Dataset rows
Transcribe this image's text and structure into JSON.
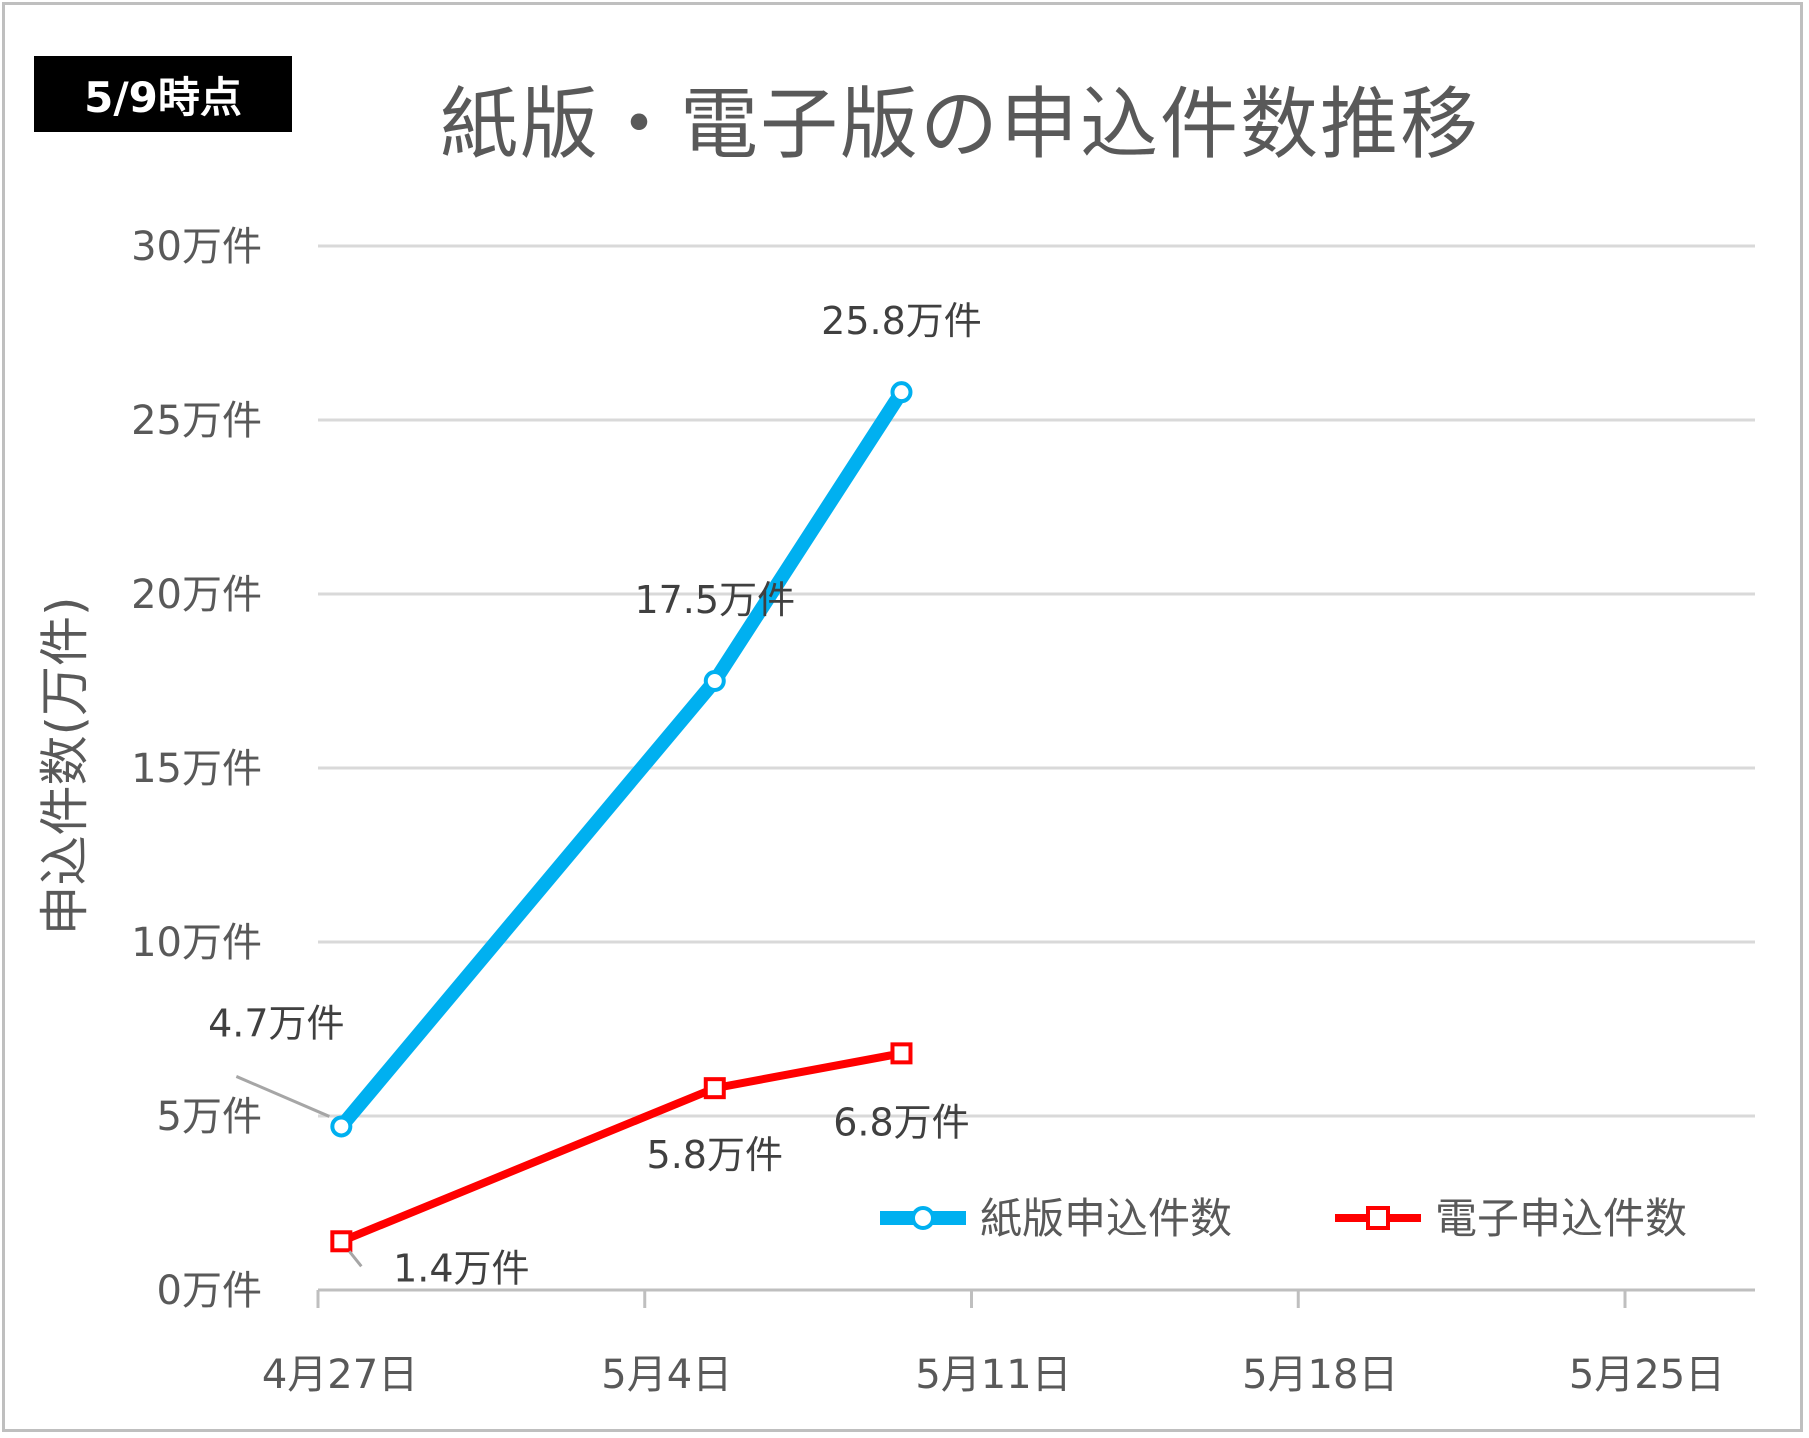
{
  "badge": "5/9時点",
  "chart_data": {
    "type": "line",
    "title": "紙版・電子版の申込件数推移",
    "ylabel": "申込件数(万件)",
    "xlabel": "",
    "ylim": [
      0,
      30
    ],
    "y_ticks": [
      "0万件",
      "5万件",
      "10万件",
      "15万件",
      "20万件",
      "25万件",
      "30万件"
    ],
    "x_ticks": [
      "4月27日",
      "5月4日",
      "5月11日",
      "5月18日",
      "5月25日"
    ],
    "x_tick_days": [
      0,
      7,
      14,
      21,
      28
    ],
    "grid": true,
    "legend_position": "bottom-right",
    "series": [
      {
        "name": "紙版申込件数",
        "color": "#00b0f0",
        "marker": "circle",
        "points": [
          {
            "day": 0.5,
            "value": 4.7,
            "label": "4.7万件"
          },
          {
            "day": 8.5,
            "value": 17.5,
            "label": "17.5万件"
          },
          {
            "day": 12.5,
            "value": 25.8,
            "label": "25.8万件"
          }
        ]
      },
      {
        "name": "電子申込件数",
        "color": "#ff0000",
        "marker": "square",
        "points": [
          {
            "day": 0.5,
            "value": 1.4,
            "label": "1.4万件"
          },
          {
            "day": 8.5,
            "value": 5.8,
            "label": "5.8万件"
          },
          {
            "day": 12.5,
            "value": 6.8,
            "label": "6.8万件"
          }
        ]
      }
    ]
  }
}
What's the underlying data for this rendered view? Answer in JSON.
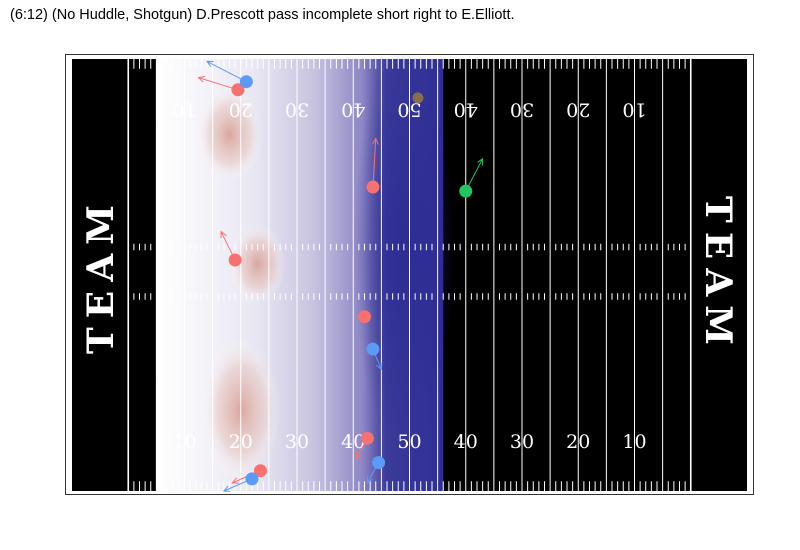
{
  "chart_data": {
    "type": "scatter",
    "title": "(6:12) (No Huddle, Shotgun) D.Prescott pass incomplete short right to E.Elliott.",
    "field": {
      "field_color": "#000000",
      "line_color": "#ffffff",
      "endzone_text_left": "TEAM",
      "endzone_text_right": "TEAM",
      "bottom_numbers": [
        {
          "yard": 20,
          "label": "10"
        },
        {
          "yard": 30,
          "label": "20"
        },
        {
          "yard": 40,
          "label": "30"
        },
        {
          "yard": 50,
          "label": "40"
        },
        {
          "yard": 60,
          "label": "50"
        },
        {
          "yard": 70,
          "label": "40"
        },
        {
          "yard": 80,
          "label": "30"
        },
        {
          "yard": 90,
          "label": "20"
        },
        {
          "yard": 100,
          "label": "10"
        }
      ],
      "top_numbers": [
        {
          "yard": 20,
          "label": "10"
        },
        {
          "yard": 30,
          "label": "20"
        },
        {
          "yard": 40,
          "label": "30"
        },
        {
          "yard": 50,
          "label": "40"
        },
        {
          "yard": 60,
          "label": "50"
        },
        {
          "yard": 70,
          "label": "40"
        },
        {
          "yard": 80,
          "label": "30"
        },
        {
          "yard": 90,
          "label": "20"
        },
        {
          "yard": 100,
          "label": "10"
        }
      ],
      "xlim": [
        0,
        120
      ],
      "ylim": [
        0,
        53.3
      ]
    },
    "density_band": {
      "x_range": [
        15,
        66
      ],
      "color_high": "#2e2e96",
      "color_low": "#d9a6a6"
    },
    "density_blobs": [
      {
        "x": 30,
        "y": 10,
        "rx": 7,
        "ry": 9,
        "team": "red"
      },
      {
        "x": 28,
        "y": 44,
        "rx": 6,
        "ry": 6,
        "team": "red"
      },
      {
        "x": 33,
        "y": 28,
        "rx": 5,
        "ry": 5,
        "team": "red"
      },
      {
        "x": 59,
        "y": 30,
        "rx": 9,
        "ry": 25,
        "team": "blue"
      }
    ],
    "series": [
      {
        "color": "#f87171",
        "points": [
          {
            "x": 29.5,
            "y": 49.5,
            "dx": -7,
            "dy": 1.5
          },
          {
            "x": 53.5,
            "y": 37.5,
            "dx": 0.5,
            "dy": 6
          },
          {
            "x": 29,
            "y": 28.5,
            "dx": -2.5,
            "dy": 3.5
          },
          {
            "x": 52,
            "y": 21.5,
            "dx": 0,
            "dy": 0
          },
          {
            "x": 52.5,
            "y": 6.5,
            "dx": -2,
            "dy": -2.5
          },
          {
            "x": 33.5,
            "y": 2.5,
            "dx": -5,
            "dy": -1.5
          }
        ]
      },
      {
        "color": "#5b9bf8",
        "points": [
          {
            "x": 31,
            "y": 50.5,
            "dx": -7,
            "dy": 2.5
          },
          {
            "x": 53.5,
            "y": 17.5,
            "dx": 1.5,
            "dy": -2.5
          },
          {
            "x": 54.5,
            "y": 3.5,
            "dx": -2,
            "dy": -2.5
          },
          {
            "x": 32,
            "y": 1.5,
            "dx": -5,
            "dy": -1.5
          }
        ]
      },
      {
        "color": "#22c55e",
        "points": [
          {
            "x": 70,
            "y": 37,
            "dx": 3,
            "dy": 4
          }
        ]
      }
    ],
    "ball": {
      "x": 61.5,
      "y": 48.5,
      "color": "#8b6d4b"
    },
    "scrimmage_line_x": 61.5
  }
}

■ Objective ■
All of the data above should be quoted exactly, except for the pictures.

■ Answer ■
Transcribe this image's text and structure into JSON.
{
  "badge": "5/9時点",
  "chart_data": {
    "type": "line",
    "title": "紙版・電子版の申込件数推移",
    "ylabel": "申込件数(万件)",
    "xlabel": "",
    "ylim": [
      0,
      30
    ],
    "y_ticks": [
      "0万件",
      "5万件",
      "10万件",
      "15万件",
      "20万件",
      "25万件",
      "30万件"
    ],
    "x_ticks": [
      "4月27日",
      "5月4日",
      "5月11日",
      "5月18日",
      "5月25日"
    ],
    "x_tick_days": [
      0,
      7,
      14,
      21,
      28
    ],
    "grid": true,
    "legend_position": "bottom-right",
    "series": [
      {
        "name": "紙版申込件数",
        "color": "#00b0f0",
        "marker": "circle",
        "points": [
          {
            "day": 0.5,
            "value": 4.7,
            "label": "4.7万件"
          },
          {
            "day": 8.5,
            "value": 17.5,
            "label": "17.5万件"
          },
          {
            "day": 12.5,
            "value": 25.8,
            "label": "25.8万件"
          }
        ]
      },
      {
        "name": "電子申込件数",
        "color": "#ff0000",
        "marker": "square",
        "points": [
          {
            "day": 0.5,
            "value": 1.4,
            "label": "1.4万件"
          },
          {
            "day": 8.5,
            "value": 5.8,
            "label": "5.8万件"
          },
          {
            "day": 12.5,
            "value": 6.8,
            "label": "6.8万件"
          }
        ]
      }
    ]
  }
}
What's the underlying data for this rendered view? Answer in JSON.
{
  "chart_data": {
    "type": "scatter",
    "title": "(6:12) (No Huddle, Shotgun) D.Prescott pass incomplete short right to E.Elliott.",
    "field": {
      "field_color": "#000000",
      "line_color": "#ffffff",
      "endzone_text_left": "TEAM",
      "endzone_text_right": "TEAM",
      "bottom_numbers": [
        {
          "yard": 20,
          "label": "10"
        },
        {
          "yard": 30,
          "label": "20"
        },
        {
          "yard": 40,
          "label": "30"
        },
        {
          "yard": 50,
          "label": "40"
        },
        {
          "yard": 60,
          "label": "50"
        },
        {
          "yard": 70,
          "label": "40"
        },
        {
          "yard": 80,
          "label": "30"
        },
        {
          "yard": 90,
          "label": "20"
        },
        {
          "yard": 100,
          "label": "10"
        }
      ],
      "top_numbers": [
        {
          "yard": 20,
          "label": "10"
        },
        {
          "yard": 30,
          "label": "20"
        },
        {
          "yard": 40,
          "label": "30"
        },
        {
          "yard": 50,
          "label": "40"
        },
        {
          "yard": 60,
          "label": "50"
        },
        {
          "yard": 70,
          "label": "40"
        },
        {
          "yard": 80,
          "label": "30"
        },
        {
          "yard": 90,
          "label": "20"
        },
        {
          "yard": 100,
          "label": "10"
        }
      ],
      "xlim": [
        0,
        120
      ],
      "ylim": [
        0,
        53.3
      ]
    },
    "density_band": {
      "x_range": [
        15,
        66
      ],
      "color_high": "#2e2e96",
      "color_low": "#d9a6a6"
    },
    "density_blobs": [
      {
        "x": 30,
        "y": 10,
        "rx": 7,
        "ry": 9,
        "team": "red"
      },
      {
        "x": 28,
        "y": 44,
        "rx": 6,
        "ry": 6,
        "team": "red"
      },
      {
        "x": 33,
        "y": 28,
        "rx": 5,
        "ry": 5,
        "team": "red"
      },
      {
        "x": 59,
        "y": 30,
        "rx": 9,
        "ry": 25,
        "team": "blue"
      }
    ],
    "series": [
      {
        "color": "#f87171",
        "points": [
          {
            "x": 29.5,
            "y": 49.5,
            "dx": -7,
            "dy": 1.5
          },
          {
            "x": 53.5,
            "y": 37.5,
            "dx": 0.5,
            "dy": 6
          },
          {
            "x": 29,
            "y": 28.5,
            "dx": -2.5,
            "dy": 3.5
          },
          {
            "x": 52,
            "y": 21.5,
            "dx": 0,
            "dy": 0
          },
          {
            "x": 52.5,
            "y": 6.5,
            "dx": -2,
            "dy": -2.5
          },
          {
            "x": 33.5,
            "y": 2.5,
            "dx": -5,
            "dy": -1.5
          }
        ]
      },
      {
        "color": "#5b9bf8",
        "points": [
          {
            "x": 31,
            "y": 50.5,
            "dx": -7,
            "dy": 2.5
          },
          {
            "x": 53.5,
            "y": 17.5,
            "dx": 1.5,
            "dy": -2.5
          },
          {
            "x": 54.5,
            "y": 3.5,
            "dx": -2,
            "dy": -2.5
          },
          {
            "x": 32,
            "y": 1.5,
            "dx": -5,
            "dy": -1.5
          }
        ]
      },
      {
        "color": "#22c55e",
        "points": [
          {
            "x": 70,
            "y": 37,
            "dx": 3,
            "dy": 4
          }
        ]
      }
    ],
    "ball": {
      "x": 61.5,
      "y": 48.5,
      "color": "#8b6d4b"
    },
    "scrimmage_line_x": 61.5
  }
}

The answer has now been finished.